──────── EXERCISE MATERIALS

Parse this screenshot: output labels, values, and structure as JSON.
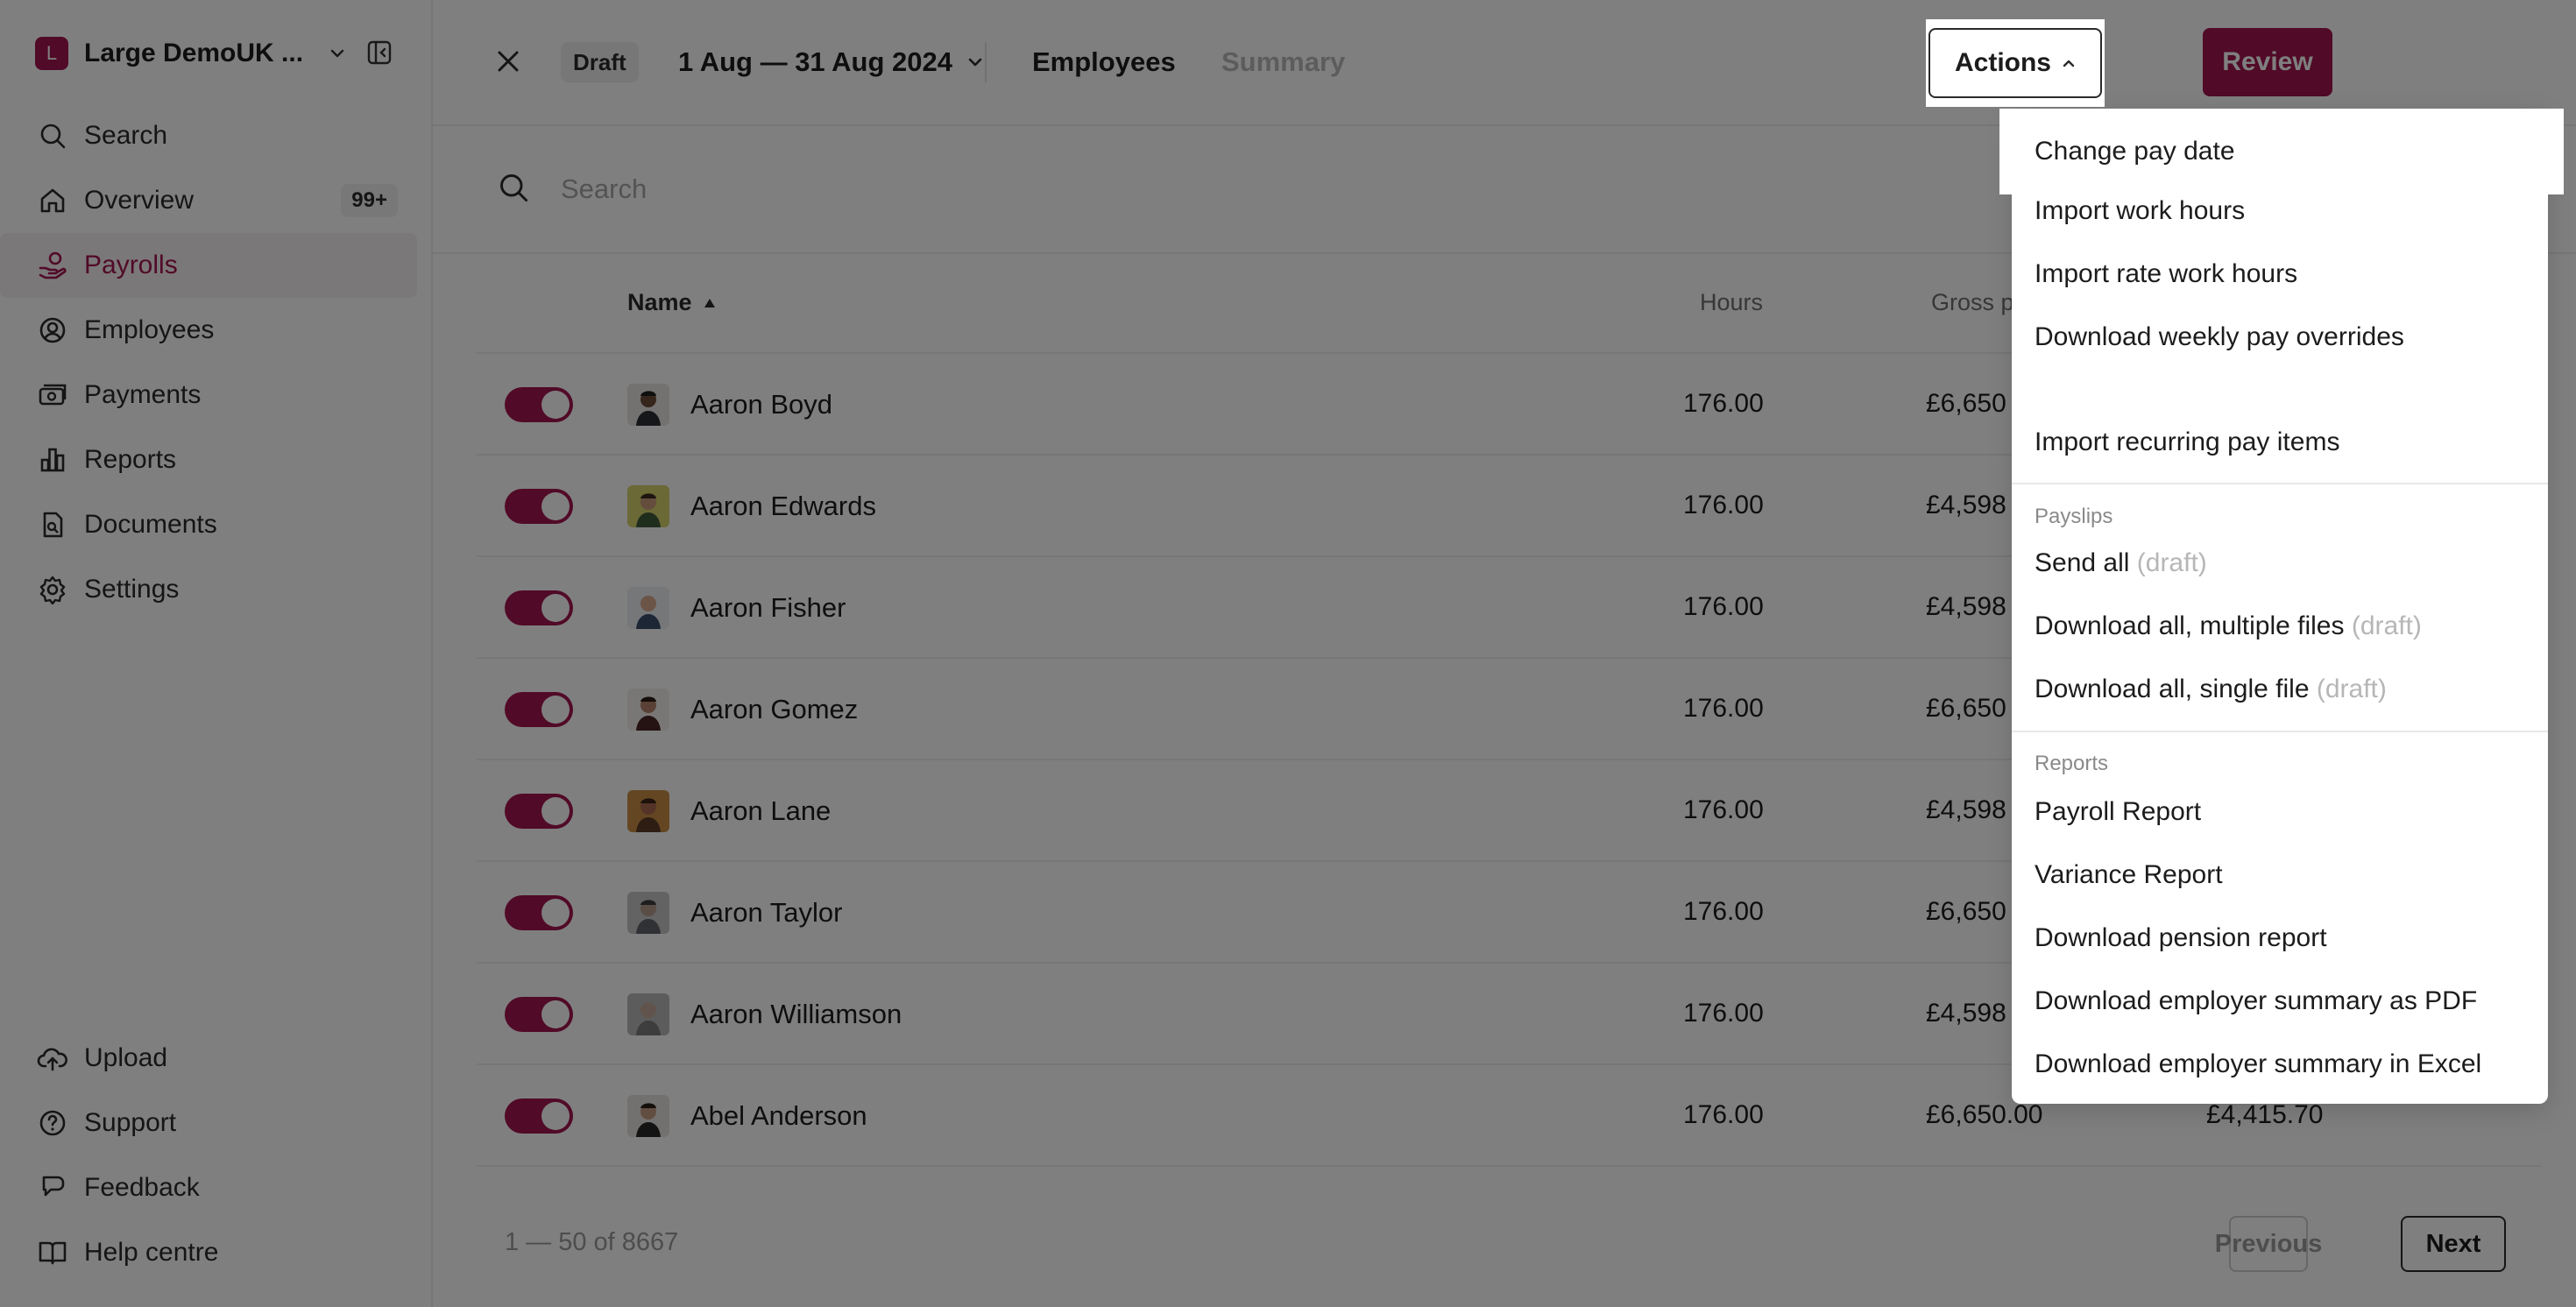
{
  "sidebar": {
    "org_initial": "L",
    "org_name": "Large DemoUK ...",
    "items": [
      {
        "label": "Search",
        "icon": "search-icon"
      },
      {
        "label": "Overview",
        "icon": "home-icon",
        "badge": "99+"
      },
      {
        "label": "Payrolls",
        "icon": "payroll-hand-icon",
        "active": true
      },
      {
        "label": "Employees",
        "icon": "person-circle-icon"
      },
      {
        "label": "Payments",
        "icon": "payments-icon"
      },
      {
        "label": "Reports",
        "icon": "bar-chart-icon"
      },
      {
        "label": "Documents",
        "icon": "document-icon"
      },
      {
        "label": "Settings",
        "icon": "gear-icon"
      }
    ],
    "bottom_items": [
      {
        "label": "Upload",
        "icon": "cloud-upload-icon"
      },
      {
        "label": "Support",
        "icon": "question-circle-icon"
      },
      {
        "label": "Feedback",
        "icon": "feedback-icon"
      },
      {
        "label": "Help centre",
        "icon": "book-icon"
      }
    ]
  },
  "header": {
    "status": "Draft",
    "period": "1 Aug — 31 Aug 2024",
    "tabs": [
      {
        "label": "Employees",
        "active": true
      },
      {
        "label": "Summary",
        "active": false
      }
    ],
    "review_label": "Review",
    "actions_label": "Actions"
  },
  "search": {
    "placeholder": "Search",
    "value": ""
  },
  "table": {
    "columns": {
      "name": "Name",
      "hours": "Hours",
      "gross": "Gross p"
    },
    "rows": [
      {
        "name": "Aaron Boyd",
        "hours": "176.00",
        "gross": "£6,650",
        "net": "",
        "enabled": true
      },
      {
        "name": "Aaron Edwards",
        "hours": "176.00",
        "gross": "£4,598",
        "net": "",
        "enabled": true
      },
      {
        "name": "Aaron Fisher",
        "hours": "176.00",
        "gross": "£4,598",
        "net": "",
        "enabled": true
      },
      {
        "name": "Aaron Gomez",
        "hours": "176.00",
        "gross": "£6,650",
        "net": "",
        "enabled": true
      },
      {
        "name": "Aaron Lane",
        "hours": "176.00",
        "gross": "£4,598",
        "net": "",
        "enabled": true
      },
      {
        "name": "Aaron Taylor",
        "hours": "176.00",
        "gross": "£6,650",
        "net": "",
        "enabled": true
      },
      {
        "name": "Aaron Williamson",
        "hours": "176.00",
        "gross": "£4,598",
        "net": "",
        "enabled": true
      },
      {
        "name": "Abel Anderson",
        "hours": "176.00",
        "gross": "£6,650.00",
        "net": "£4,415.70",
        "enabled": true
      }
    ]
  },
  "pagination": {
    "range": "1 — 50 of 8667",
    "previous": "Previous",
    "next": "Next"
  },
  "actions_menu": {
    "highlighted": "Change pay date",
    "items_top": [
      "Import work hours",
      "Import rate work hours",
      "Download weekly pay overrides",
      "Import recurring pay items"
    ],
    "payslips_header": "Payslips",
    "payslips": [
      {
        "label": "Send all",
        "suffix": "(draft)"
      },
      {
        "label": "Download all, multiple files",
        "suffix": "(draft)"
      },
      {
        "label": "Download all, single file",
        "suffix": "(draft)"
      }
    ],
    "reports_header": "Reports",
    "reports": [
      "Payroll Report",
      "Variance Report",
      "Download pension report",
      "Download employer summary as PDF",
      "Download employer summary in Excel"
    ]
  },
  "colors": {
    "brand": "#a3154e"
  }
}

────────────────

*EXERCISE AIM*: Every line containing the string "Download" must be listed.

*RESULT OF THIS TASK*:
      "Download weekly pay overrides",
        "label": "Download all, multiple files",
        "label": "Download all, single file",
      "Download pension report",
      "Download employer summary as PDF",
      "Download employer summary in Excel"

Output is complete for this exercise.